> [Instruction] Without the pictures, return each record as it appears.
--- Available data ---
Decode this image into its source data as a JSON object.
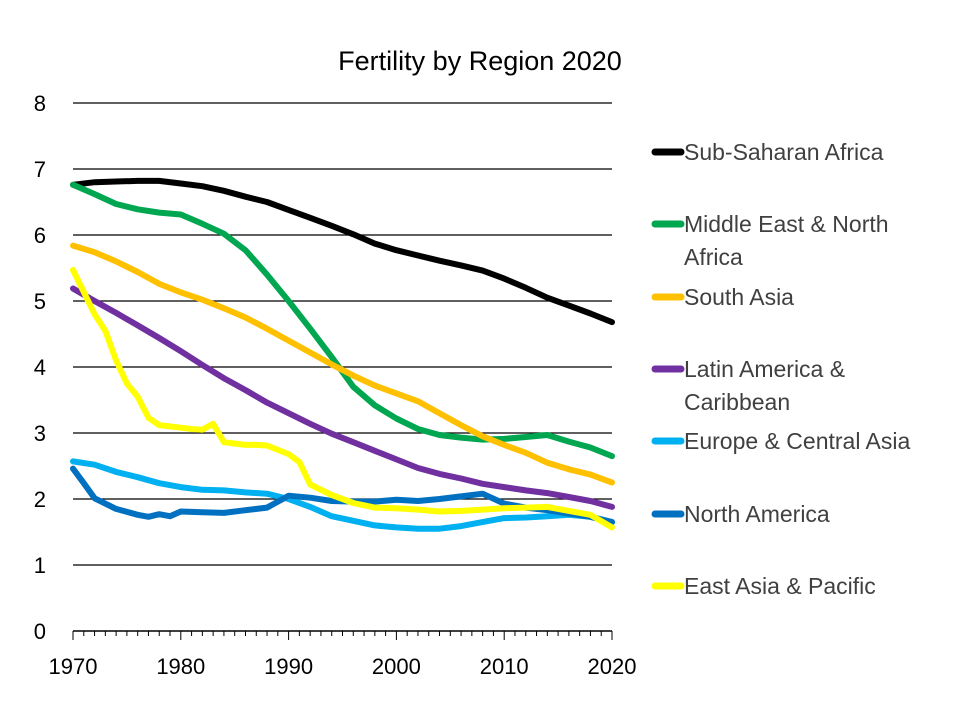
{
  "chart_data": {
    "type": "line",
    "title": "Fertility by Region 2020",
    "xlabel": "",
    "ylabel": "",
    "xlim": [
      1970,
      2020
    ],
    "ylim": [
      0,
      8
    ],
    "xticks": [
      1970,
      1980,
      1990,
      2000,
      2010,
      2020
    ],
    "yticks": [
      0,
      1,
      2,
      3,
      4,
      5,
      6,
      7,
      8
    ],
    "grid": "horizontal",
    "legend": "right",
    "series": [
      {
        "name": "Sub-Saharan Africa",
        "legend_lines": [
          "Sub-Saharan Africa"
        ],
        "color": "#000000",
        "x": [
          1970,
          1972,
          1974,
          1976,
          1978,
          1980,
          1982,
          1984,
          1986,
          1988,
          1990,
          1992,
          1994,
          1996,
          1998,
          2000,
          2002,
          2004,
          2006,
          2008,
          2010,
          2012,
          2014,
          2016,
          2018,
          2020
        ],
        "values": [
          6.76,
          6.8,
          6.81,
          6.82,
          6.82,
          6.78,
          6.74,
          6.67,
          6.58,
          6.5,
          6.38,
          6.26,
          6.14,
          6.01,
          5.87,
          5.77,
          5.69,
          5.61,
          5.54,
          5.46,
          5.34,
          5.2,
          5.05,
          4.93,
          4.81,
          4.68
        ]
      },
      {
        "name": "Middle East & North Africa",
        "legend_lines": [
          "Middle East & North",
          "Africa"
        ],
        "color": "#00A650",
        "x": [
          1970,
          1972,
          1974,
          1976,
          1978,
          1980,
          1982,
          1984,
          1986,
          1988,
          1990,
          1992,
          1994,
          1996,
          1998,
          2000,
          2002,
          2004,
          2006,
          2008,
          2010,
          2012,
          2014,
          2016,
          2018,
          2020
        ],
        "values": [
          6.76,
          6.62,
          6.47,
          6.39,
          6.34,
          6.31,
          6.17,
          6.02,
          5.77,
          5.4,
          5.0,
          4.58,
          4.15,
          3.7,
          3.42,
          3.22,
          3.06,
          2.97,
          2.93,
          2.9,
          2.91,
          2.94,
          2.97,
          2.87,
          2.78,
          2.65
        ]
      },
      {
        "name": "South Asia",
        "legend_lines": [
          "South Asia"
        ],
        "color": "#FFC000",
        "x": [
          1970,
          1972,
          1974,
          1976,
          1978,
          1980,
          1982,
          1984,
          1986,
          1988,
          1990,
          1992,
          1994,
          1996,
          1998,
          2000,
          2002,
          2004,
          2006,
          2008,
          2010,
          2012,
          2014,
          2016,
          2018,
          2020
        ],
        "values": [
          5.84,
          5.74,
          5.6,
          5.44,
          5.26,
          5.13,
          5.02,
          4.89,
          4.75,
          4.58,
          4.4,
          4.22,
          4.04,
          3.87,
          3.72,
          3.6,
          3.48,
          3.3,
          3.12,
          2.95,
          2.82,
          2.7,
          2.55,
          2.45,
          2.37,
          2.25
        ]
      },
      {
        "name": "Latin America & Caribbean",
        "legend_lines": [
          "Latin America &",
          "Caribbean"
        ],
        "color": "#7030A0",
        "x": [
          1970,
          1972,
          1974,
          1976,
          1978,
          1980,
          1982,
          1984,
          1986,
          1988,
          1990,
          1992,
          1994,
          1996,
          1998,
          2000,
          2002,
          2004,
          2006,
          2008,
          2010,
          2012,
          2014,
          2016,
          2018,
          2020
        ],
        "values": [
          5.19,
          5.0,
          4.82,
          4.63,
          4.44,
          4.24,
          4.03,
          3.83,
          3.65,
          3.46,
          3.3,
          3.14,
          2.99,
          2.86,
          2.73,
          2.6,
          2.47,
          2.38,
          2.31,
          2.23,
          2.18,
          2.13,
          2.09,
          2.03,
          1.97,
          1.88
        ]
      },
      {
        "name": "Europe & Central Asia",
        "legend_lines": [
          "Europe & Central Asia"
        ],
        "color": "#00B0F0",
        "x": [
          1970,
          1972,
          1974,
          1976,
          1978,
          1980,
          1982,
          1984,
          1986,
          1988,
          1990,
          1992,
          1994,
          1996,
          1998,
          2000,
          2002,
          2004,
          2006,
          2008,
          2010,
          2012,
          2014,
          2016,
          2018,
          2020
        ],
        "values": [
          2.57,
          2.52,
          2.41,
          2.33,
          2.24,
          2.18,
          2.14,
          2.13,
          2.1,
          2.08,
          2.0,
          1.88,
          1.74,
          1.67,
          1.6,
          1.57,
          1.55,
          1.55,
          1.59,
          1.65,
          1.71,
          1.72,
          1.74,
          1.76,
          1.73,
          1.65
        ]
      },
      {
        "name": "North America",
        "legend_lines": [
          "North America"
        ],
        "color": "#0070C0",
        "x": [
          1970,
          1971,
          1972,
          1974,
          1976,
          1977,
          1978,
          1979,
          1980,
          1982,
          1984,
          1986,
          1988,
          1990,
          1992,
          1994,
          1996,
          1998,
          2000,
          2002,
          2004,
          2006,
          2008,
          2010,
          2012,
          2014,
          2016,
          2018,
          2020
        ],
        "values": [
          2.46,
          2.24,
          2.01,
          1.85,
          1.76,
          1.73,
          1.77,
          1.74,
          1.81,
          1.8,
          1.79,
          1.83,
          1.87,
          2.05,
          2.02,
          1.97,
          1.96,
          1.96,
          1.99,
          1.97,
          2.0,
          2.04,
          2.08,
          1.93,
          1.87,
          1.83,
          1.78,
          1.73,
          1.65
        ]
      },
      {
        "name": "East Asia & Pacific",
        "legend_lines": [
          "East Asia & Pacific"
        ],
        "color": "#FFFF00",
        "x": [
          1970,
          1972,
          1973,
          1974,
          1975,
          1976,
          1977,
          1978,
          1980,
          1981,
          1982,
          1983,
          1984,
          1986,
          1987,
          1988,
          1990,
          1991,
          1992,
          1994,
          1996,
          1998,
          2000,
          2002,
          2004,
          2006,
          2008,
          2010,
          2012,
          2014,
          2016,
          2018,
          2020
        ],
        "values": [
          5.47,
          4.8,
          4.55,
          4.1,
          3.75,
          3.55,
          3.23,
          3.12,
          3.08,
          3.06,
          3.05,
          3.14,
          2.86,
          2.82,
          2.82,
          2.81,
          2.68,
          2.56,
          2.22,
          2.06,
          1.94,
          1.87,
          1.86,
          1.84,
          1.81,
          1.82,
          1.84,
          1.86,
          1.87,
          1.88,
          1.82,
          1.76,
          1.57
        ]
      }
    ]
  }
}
---
> [Task answer]
Decode this image into its source data as a JSON object.
{
  "chart_data": {
    "type": "line",
    "title": "Fertility by Region 2020",
    "xlabel": "",
    "ylabel": "",
    "xlim": [
      1970,
      2020
    ],
    "ylim": [
      0,
      8
    ],
    "xticks": [
      1970,
      1980,
      1990,
      2000,
      2010,
      2020
    ],
    "yticks": [
      0,
      1,
      2,
      3,
      4,
      5,
      6,
      7,
      8
    ],
    "grid": "horizontal",
    "legend": "right",
    "series": [
      {
        "name": "Sub-Saharan Africa",
        "legend_lines": [
          "Sub-Saharan Africa"
        ],
        "color": "#000000",
        "x": [
          1970,
          1972,
          1974,
          1976,
          1978,
          1980,
          1982,
          1984,
          1986,
          1988,
          1990,
          1992,
          1994,
          1996,
          1998,
          2000,
          2002,
          2004,
          2006,
          2008,
          2010,
          2012,
          2014,
          2016,
          2018,
          2020
        ],
        "values": [
          6.76,
          6.8,
          6.81,
          6.82,
          6.82,
          6.78,
          6.74,
          6.67,
          6.58,
          6.5,
          6.38,
          6.26,
          6.14,
          6.01,
          5.87,
          5.77,
          5.69,
          5.61,
          5.54,
          5.46,
          5.34,
          5.2,
          5.05,
          4.93,
          4.81,
          4.68
        ]
      },
      {
        "name": "Middle East & North Africa",
        "legend_lines": [
          "Middle East & North",
          "Africa"
        ],
        "color": "#00A650",
        "x": [
          1970,
          1972,
          1974,
          1976,
          1978,
          1980,
          1982,
          1984,
          1986,
          1988,
          1990,
          1992,
          1994,
          1996,
          1998,
          2000,
          2002,
          2004,
          2006,
          2008,
          2010,
          2012,
          2014,
          2016,
          2018,
          2020
        ],
        "values": [
          6.76,
          6.62,
          6.47,
          6.39,
          6.34,
          6.31,
          6.17,
          6.02,
          5.77,
          5.4,
          5.0,
          4.58,
          4.15,
          3.7,
          3.42,
          3.22,
          3.06,
          2.97,
          2.93,
          2.9,
          2.91,
          2.94,
          2.97,
          2.87,
          2.78,
          2.65
        ]
      },
      {
        "name": "South Asia",
        "legend_lines": [
          "South Asia"
        ],
        "color": "#FFC000",
        "x": [
          1970,
          1972,
          1974,
          1976,
          1978,
          1980,
          1982,
          1984,
          1986,
          1988,
          1990,
          1992,
          1994,
          1996,
          1998,
          2000,
          2002,
          2004,
          2006,
          2008,
          2010,
          2012,
          2014,
          2016,
          2018,
          2020
        ],
        "values": [
          5.84,
          5.74,
          5.6,
          5.44,
          5.26,
          5.13,
          5.02,
          4.89,
          4.75,
          4.58,
          4.4,
          4.22,
          4.04,
          3.87,
          3.72,
          3.6,
          3.48,
          3.3,
          3.12,
          2.95,
          2.82,
          2.7,
          2.55,
          2.45,
          2.37,
          2.25
        ]
      },
      {
        "name": "Latin America & Caribbean",
        "legend_lines": [
          "Latin America &",
          "Caribbean"
        ],
        "color": "#7030A0",
        "x": [
          1970,
          1972,
          1974,
          1976,
          1978,
          1980,
          1982,
          1984,
          1986,
          1988,
          1990,
          1992,
          1994,
          1996,
          1998,
          2000,
          2002,
          2004,
          2006,
          2008,
          2010,
          2012,
          2014,
          2016,
          2018,
          2020
        ],
        "values": [
          5.19,
          5.0,
          4.82,
          4.63,
          4.44,
          4.24,
          4.03,
          3.83,
          3.65,
          3.46,
          3.3,
          3.14,
          2.99,
          2.86,
          2.73,
          2.6,
          2.47,
          2.38,
          2.31,
          2.23,
          2.18,
          2.13,
          2.09,
          2.03,
          1.97,
          1.88
        ]
      },
      {
        "name": "Europe & Central Asia",
        "legend_lines": [
          "Europe & Central Asia"
        ],
        "color": "#00B0F0",
        "x": [
          1970,
          1972,
          1974,
          1976,
          1978,
          1980,
          1982,
          1984,
          1986,
          1988,
          1990,
          1992,
          1994,
          1996,
          1998,
          2000,
          2002,
          2004,
          2006,
          2008,
          2010,
          2012,
          2014,
          2016,
          2018,
          2020
        ],
        "values": [
          2.57,
          2.52,
          2.41,
          2.33,
          2.24,
          2.18,
          2.14,
          2.13,
          2.1,
          2.08,
          2.0,
          1.88,
          1.74,
          1.67,
          1.6,
          1.57,
          1.55,
          1.55,
          1.59,
          1.65,
          1.71,
          1.72,
          1.74,
          1.76,
          1.73,
          1.65
        ]
      },
      {
        "name": "North America",
        "legend_lines": [
          "North America"
        ],
        "color": "#0070C0",
        "x": [
          1970,
          1971,
          1972,
          1974,
          1976,
          1977,
          1978,
          1979,
          1980,
          1982,
          1984,
          1986,
          1988,
          1990,
          1992,
          1994,
          1996,
          1998,
          2000,
          2002,
          2004,
          2006,
          2008,
          2010,
          2012,
          2014,
          2016,
          2018,
          2020
        ],
        "values": [
          2.46,
          2.24,
          2.01,
          1.85,
          1.76,
          1.73,
          1.77,
          1.74,
          1.81,
          1.8,
          1.79,
          1.83,
          1.87,
          2.05,
          2.02,
          1.97,
          1.96,
          1.96,
          1.99,
          1.97,
          2.0,
          2.04,
          2.08,
          1.93,
          1.87,
          1.83,
          1.78,
          1.73,
          1.65
        ]
      },
      {
        "name": "East Asia & Pacific",
        "legend_lines": [
          "East Asia & Pacific"
        ],
        "color": "#FFFF00",
        "x": [
          1970,
          1972,
          1973,
          1974,
          1975,
          1976,
          1977,
          1978,
          1980,
          1981,
          1982,
          1983,
          1984,
          1986,
          1987,
          1988,
          1990,
          1991,
          1992,
          1994,
          1996,
          1998,
          2000,
          2002,
          2004,
          2006,
          2008,
          2010,
          2012,
          2014,
          2016,
          2018,
          2020
        ],
        "values": [
          5.47,
          4.8,
          4.55,
          4.1,
          3.75,
          3.55,
          3.23,
          3.12,
          3.08,
          3.06,
          3.05,
          3.14,
          2.86,
          2.82,
          2.82,
          2.81,
          2.68,
          2.56,
          2.22,
          2.06,
          1.94,
          1.87,
          1.86,
          1.84,
          1.81,
          1.82,
          1.84,
          1.86,
          1.87,
          1.88,
          1.82,
          1.76,
          1.57
        ]
      }
    ]
  }
}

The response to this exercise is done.